Scan the listing below. Report each line that includes "data".

>> START

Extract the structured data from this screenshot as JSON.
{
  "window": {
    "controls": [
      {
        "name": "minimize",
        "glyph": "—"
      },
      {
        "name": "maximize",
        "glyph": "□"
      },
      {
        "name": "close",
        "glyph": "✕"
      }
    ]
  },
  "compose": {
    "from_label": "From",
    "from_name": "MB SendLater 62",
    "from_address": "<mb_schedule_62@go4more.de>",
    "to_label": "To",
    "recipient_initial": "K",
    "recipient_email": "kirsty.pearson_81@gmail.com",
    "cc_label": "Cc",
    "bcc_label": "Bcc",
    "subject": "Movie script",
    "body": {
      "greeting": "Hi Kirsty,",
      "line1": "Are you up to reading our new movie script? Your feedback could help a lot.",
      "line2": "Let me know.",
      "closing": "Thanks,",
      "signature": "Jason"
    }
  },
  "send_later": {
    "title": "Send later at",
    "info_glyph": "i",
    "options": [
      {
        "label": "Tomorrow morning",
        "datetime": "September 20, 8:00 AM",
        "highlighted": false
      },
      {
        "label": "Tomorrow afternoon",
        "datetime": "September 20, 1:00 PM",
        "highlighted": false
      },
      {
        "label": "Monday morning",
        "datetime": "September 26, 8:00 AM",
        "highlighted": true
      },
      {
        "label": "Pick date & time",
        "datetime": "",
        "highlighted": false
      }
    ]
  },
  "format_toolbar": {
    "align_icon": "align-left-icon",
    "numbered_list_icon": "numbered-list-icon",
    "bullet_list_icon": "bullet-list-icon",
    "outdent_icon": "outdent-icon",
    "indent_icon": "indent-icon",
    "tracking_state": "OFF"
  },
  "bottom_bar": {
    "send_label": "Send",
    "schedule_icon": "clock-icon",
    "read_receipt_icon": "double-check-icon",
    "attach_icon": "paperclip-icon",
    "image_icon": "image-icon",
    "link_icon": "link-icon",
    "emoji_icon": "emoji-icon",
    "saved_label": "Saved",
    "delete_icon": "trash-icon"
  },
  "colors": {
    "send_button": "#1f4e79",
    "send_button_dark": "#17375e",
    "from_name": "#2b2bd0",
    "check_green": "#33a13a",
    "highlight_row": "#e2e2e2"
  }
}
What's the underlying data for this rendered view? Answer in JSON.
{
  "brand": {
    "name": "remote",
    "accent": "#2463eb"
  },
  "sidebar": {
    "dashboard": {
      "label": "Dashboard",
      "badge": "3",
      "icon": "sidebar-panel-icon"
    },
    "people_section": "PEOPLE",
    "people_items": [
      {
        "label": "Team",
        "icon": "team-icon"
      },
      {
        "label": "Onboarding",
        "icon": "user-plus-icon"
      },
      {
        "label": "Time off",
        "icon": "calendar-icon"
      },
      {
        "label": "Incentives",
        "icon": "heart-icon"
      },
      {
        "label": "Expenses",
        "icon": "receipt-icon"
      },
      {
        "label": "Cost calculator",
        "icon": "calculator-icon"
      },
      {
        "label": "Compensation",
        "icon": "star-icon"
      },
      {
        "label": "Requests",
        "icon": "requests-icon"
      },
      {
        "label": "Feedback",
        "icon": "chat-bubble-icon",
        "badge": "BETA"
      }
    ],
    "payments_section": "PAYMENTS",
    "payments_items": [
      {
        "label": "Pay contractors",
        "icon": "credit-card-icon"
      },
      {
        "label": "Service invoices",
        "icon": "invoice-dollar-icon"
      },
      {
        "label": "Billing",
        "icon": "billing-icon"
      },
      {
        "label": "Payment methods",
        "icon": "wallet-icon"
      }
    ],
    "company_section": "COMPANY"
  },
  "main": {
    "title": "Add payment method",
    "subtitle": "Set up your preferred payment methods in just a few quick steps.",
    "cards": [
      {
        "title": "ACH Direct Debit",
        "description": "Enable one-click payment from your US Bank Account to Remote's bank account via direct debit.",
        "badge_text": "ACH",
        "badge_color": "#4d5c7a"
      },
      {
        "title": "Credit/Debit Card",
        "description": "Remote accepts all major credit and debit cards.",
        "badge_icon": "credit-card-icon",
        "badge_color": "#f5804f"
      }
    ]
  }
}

>> END

§ **WRITTEN RESPONSE**
Extract the structured data from this screenshot as JSON.
What's the underlying data for this rendered view? Answer in JSON.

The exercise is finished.